Document:
────────

Appeal from the Circuit Court of Du Page County. No. 97--CF--1610 Honorable Ronald B. Mehling, Judge, Presiding.
The opinion of the court was delivered by: Presiding Justice Bowman
Defendant, Richard Mast, appeals the trial court's order denying his motion to reconsider sentence. Defendant requests that this court summarily reverse and remand this cause for further proceedings in compliance with Supreme Court Rule 604(d) (145 Ill. 2d R. 604(d)).
Defendant was charged by indictment with 12 counts of reckless homicide. 720 ILCS 5/9-3(b) (West 1996). All charges pertained to the death of the same individual, Nicole Izzo. On March 23, 1998, defendant pleaded guilty to count I, which alleged that he had been driving "while under the influence of cocaine to a degree which rendered him incapable of safely driving" and that he had acted recklessly by driving "at a speed which was greater than reasonable and proper." In exchange for the guilty plea, the State agreed to dismiss the other counts of the indictment. No agreement was made regarding defendant's sentence. After admonishing defendant and hearing a factual basis, the trial court accepted the plea, describing it as an "open" plea. The court commented that there was no agreement as to a specific sentence. The court set the matter for sentencing.
At the sentencing hearing, held on May 8, 1998, the trial court sentenced defendant to a term of five years' imprisonment and ordered him to pay restitution of $2,432.
On May 12, 1998, defendant filed a motion to reconsider his sentence. The motion was heard on May 26. At the beginning of the hearing, defense counsel filed a certificate of compliance with Supreme Court Rule 604(d). As counsel filed the certificate, he commented, "I'm filing it in court today. I did receive the transcripts, thanks to the Court Reporters." The certificate indicated that counsel had consulted with defendant to determine defendant's contentions of error in the case and had also "examined the trial court file and report of proceedings of the sentencing hearing." Following the hearing, the trial court denied defendant's motion. Thereafter, defendant filed a timely notice of appeal.
Initially, we address the question raised by the State regarding whether defendant's guilty plea can be characterized as an "open" plea. Relying on People v. Evans, 174 Ill. 2d 320 (1996), the State contends that any concession by the State converts an open plea into a negotiated plea. The State asserts that defendant's plea should be considered a "negotiated" plea because, in exchange for defendant's guilty plea, the State agreed to dismiss the other charges against defendant and to allow for certain sentencing considerations, i.e., a sentence within the statutory sentencing range allowed for the offense with which defendant was charged. The State maintains that, if defendant's plea constitutes a negotiated plea, compliance with Supreme Court Rule 604(d) is not required. This court, then, would be required to dismiss defendant's appeal because of his failure to file a motion to withdraw his guilty plea before challenging his sentence on appeal.

────────

Render this sentence from the appeal opinion into Spanish: "At the sentencing hearing, held on May 8, 1998, the trial court sentenced defendant to a term of five years' imprisonment and ordered him to pay restitution of $2,432."

Stored records:
────────

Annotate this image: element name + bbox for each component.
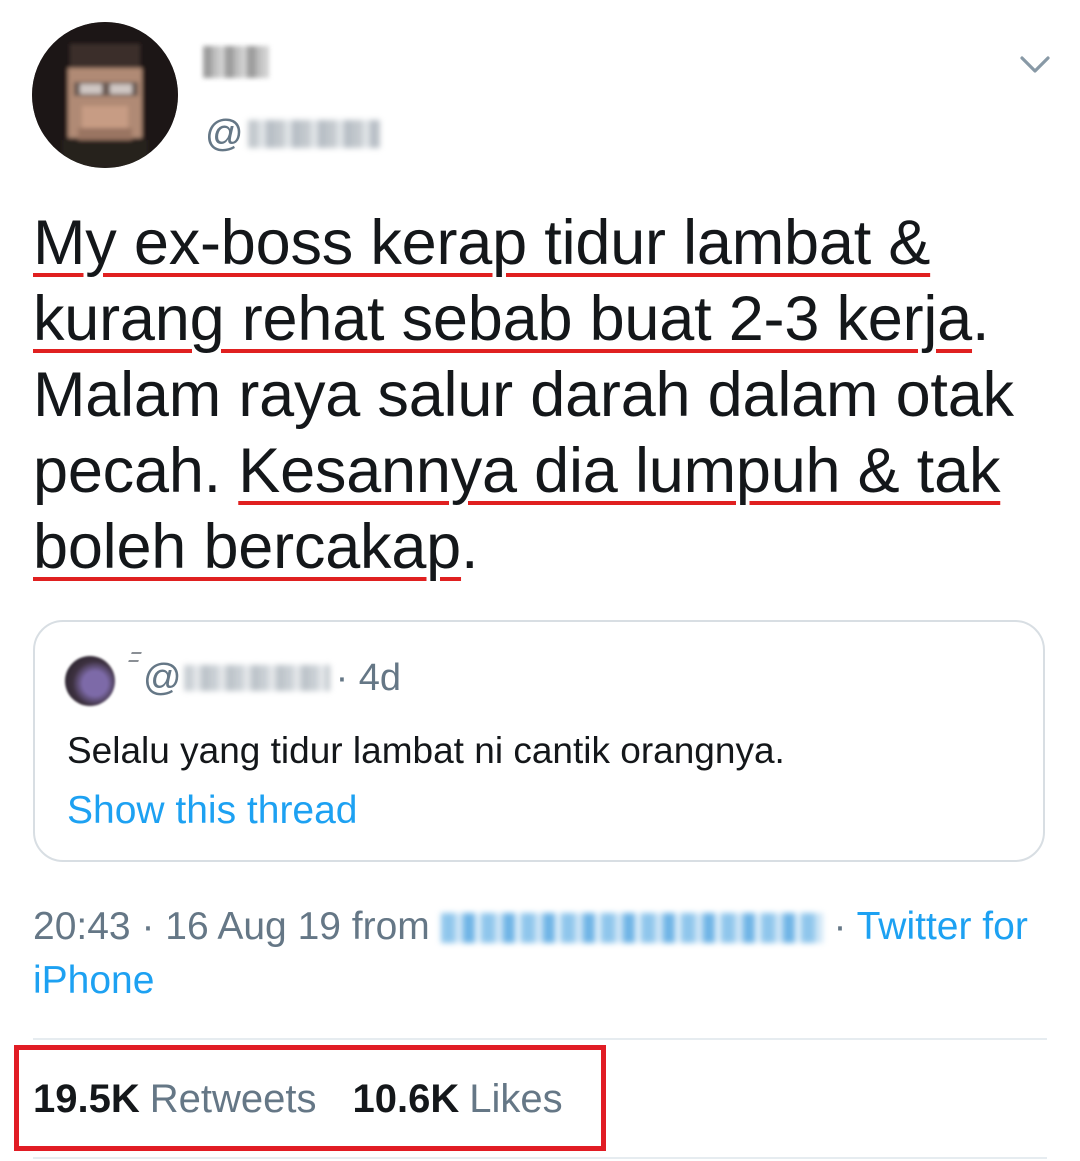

────────

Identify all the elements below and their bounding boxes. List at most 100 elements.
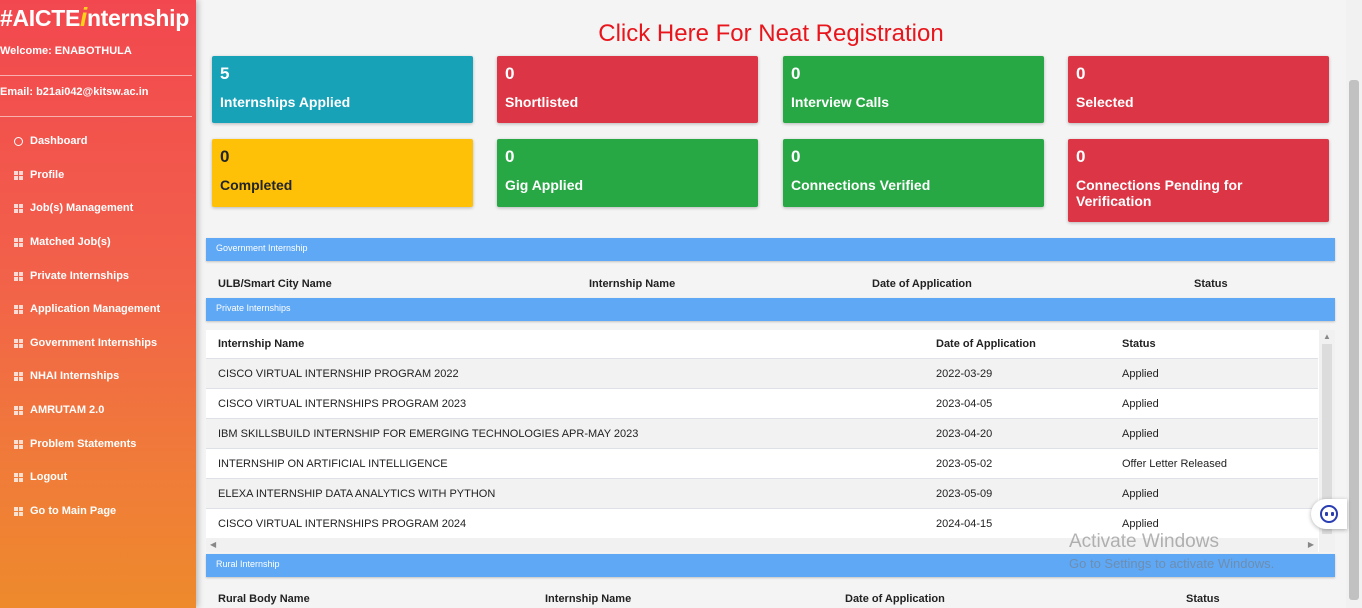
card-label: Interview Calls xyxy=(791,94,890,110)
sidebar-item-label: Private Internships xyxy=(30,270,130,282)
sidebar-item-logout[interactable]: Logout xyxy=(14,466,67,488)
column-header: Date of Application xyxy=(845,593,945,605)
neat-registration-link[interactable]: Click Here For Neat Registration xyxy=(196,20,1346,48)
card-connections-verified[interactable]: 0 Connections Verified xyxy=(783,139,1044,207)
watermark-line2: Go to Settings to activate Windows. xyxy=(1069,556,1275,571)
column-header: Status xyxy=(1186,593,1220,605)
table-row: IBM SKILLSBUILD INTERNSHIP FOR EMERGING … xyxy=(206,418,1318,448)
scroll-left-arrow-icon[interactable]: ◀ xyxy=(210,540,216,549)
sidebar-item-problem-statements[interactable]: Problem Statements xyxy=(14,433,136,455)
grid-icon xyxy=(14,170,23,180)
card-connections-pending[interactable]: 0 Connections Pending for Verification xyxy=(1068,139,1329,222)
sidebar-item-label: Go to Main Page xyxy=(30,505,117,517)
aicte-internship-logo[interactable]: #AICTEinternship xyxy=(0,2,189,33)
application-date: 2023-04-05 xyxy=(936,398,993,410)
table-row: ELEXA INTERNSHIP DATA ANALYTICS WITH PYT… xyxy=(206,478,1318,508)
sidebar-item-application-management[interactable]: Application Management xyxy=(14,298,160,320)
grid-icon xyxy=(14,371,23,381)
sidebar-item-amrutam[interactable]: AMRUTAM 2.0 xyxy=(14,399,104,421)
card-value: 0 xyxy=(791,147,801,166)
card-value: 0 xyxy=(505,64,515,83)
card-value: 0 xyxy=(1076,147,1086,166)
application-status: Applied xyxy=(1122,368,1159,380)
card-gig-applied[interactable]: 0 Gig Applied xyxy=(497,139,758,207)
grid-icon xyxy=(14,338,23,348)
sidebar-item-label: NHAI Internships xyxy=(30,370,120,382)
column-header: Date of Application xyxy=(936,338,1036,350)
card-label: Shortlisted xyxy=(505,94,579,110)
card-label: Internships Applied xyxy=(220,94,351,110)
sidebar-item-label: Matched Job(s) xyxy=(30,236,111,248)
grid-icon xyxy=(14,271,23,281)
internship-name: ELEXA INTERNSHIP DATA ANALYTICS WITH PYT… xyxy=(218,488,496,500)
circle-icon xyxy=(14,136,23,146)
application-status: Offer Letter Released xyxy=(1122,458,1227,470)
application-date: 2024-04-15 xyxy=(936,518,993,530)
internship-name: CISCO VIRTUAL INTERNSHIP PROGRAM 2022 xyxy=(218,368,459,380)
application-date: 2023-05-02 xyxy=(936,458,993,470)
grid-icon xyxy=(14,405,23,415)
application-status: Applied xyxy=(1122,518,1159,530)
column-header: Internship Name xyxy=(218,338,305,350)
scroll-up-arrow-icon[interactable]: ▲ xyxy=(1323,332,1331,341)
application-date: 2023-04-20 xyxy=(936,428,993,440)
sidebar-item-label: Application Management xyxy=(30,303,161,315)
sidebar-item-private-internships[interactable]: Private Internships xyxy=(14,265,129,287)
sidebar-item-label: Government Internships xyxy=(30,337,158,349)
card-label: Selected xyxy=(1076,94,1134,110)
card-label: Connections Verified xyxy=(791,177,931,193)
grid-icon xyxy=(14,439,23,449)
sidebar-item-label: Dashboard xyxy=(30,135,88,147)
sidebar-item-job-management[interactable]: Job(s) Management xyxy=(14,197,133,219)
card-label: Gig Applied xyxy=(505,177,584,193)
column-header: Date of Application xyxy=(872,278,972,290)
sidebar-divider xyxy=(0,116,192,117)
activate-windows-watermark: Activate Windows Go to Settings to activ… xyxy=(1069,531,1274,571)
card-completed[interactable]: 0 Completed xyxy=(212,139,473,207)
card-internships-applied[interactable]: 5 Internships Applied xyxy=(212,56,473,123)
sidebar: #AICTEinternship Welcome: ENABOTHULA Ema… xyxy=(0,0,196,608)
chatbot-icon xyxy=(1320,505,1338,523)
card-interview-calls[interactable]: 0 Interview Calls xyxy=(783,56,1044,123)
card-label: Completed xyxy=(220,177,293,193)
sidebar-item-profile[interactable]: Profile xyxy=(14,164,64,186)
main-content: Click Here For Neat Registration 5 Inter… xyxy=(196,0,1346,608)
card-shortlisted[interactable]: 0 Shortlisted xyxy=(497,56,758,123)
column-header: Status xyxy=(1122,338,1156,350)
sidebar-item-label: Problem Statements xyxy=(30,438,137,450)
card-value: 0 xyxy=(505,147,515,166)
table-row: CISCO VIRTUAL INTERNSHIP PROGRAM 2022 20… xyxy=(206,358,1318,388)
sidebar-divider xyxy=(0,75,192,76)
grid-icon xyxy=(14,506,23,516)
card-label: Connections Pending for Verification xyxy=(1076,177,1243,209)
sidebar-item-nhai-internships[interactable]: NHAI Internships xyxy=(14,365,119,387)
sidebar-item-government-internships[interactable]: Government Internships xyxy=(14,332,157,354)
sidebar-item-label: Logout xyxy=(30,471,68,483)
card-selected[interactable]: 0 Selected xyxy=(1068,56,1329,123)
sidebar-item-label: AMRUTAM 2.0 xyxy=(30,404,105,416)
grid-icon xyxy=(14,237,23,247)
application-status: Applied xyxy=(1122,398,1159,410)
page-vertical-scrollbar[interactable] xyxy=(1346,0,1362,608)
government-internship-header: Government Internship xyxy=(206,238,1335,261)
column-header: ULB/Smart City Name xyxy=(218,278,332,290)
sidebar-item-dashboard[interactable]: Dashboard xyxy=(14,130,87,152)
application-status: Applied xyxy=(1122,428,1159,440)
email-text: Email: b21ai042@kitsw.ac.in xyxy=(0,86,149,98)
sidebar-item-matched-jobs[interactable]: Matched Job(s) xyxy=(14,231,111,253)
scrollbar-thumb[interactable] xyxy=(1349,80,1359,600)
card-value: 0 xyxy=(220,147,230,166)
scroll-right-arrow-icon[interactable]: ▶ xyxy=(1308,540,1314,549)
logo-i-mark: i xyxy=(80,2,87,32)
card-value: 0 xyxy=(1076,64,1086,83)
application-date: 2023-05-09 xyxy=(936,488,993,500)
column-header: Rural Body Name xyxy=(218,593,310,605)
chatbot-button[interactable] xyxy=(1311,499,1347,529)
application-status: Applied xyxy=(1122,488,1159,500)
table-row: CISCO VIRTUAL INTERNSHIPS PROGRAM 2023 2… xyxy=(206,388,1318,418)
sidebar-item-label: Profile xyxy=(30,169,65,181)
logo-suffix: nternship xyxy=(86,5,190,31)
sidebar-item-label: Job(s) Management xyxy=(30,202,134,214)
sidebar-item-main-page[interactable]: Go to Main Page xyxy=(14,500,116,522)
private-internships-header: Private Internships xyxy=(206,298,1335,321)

────────

Exercise solution:
En la audiencia de sentencia, celebrada el 8 de mayo de 1998, el tribunal de primera instancia condenó al acusado a una pena de cinco años de prisión y le ordenó pagar una restitución de $2,432.